(Entries with figure data)

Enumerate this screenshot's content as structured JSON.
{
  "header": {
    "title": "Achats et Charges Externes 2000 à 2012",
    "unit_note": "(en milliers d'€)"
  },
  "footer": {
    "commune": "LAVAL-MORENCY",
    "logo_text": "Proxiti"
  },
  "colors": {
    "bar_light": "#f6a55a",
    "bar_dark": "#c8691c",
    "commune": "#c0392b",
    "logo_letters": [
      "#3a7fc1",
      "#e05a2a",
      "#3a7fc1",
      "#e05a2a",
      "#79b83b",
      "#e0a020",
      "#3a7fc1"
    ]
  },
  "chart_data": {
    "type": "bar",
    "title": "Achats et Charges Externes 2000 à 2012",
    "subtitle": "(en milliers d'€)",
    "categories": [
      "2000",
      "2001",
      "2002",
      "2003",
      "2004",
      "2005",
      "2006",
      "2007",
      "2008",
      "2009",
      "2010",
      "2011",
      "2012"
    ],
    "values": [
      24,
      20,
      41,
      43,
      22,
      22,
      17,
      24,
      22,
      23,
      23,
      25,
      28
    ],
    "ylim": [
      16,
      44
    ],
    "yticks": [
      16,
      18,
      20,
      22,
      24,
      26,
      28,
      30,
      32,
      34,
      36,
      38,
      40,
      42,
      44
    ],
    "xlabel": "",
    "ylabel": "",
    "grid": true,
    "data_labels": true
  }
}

== What is asked ==
Copy out each line exactly as written.

== Task result ==
Enumerate this screenshot's content as structured JSON.
{
  "header": {
    "title": "Achats et Charges Externes 2000 à 2012",
    "unit_note": "(en milliers d'€)"
  },
  "footer": {
    "commune": "LAVAL-MORENCY",
    "logo_text": "Proxiti"
  },
  "colors": {
    "bar_light": "#f6a55a",
    "bar_dark": "#c8691c",
    "commune": "#c0392b",
    "logo_letters": [
      "#3a7fc1",
      "#e05a2a",
      "#3a7fc1",
      "#e05a2a",
      "#79b83b",
      "#e0a020",
      "#3a7fc1"
    ]
  },
  "chart_data": {
    "type": "bar",
    "title": "Achats et Charges Externes 2000 à 2012",
    "subtitle": "(en milliers d'€)",
    "categories": [
      "2000",
      "2001",
      "2002",
      "2003",
      "2004",
      "2005",
      "2006",
      "2007",
      "2008",
      "2009",
      "2010",
      "2011",
      "2012"
    ],
    "values": [
      24,
      20,
      41,
      43,
      22,
      22,
      17,
      24,
      22,
      23,
      23,
      25,
      28
    ],
    "ylim": [
      16,
      44
    ],
    "yticks": [
      16,
      18,
      20,
      22,
      24,
      26,
      28,
      30,
      32,
      34,
      36,
      38,
      40,
      42,
      44
    ],
    "xlabel": "",
    "ylabel": "",
    "grid": true,
    "data_labels": true
  }
}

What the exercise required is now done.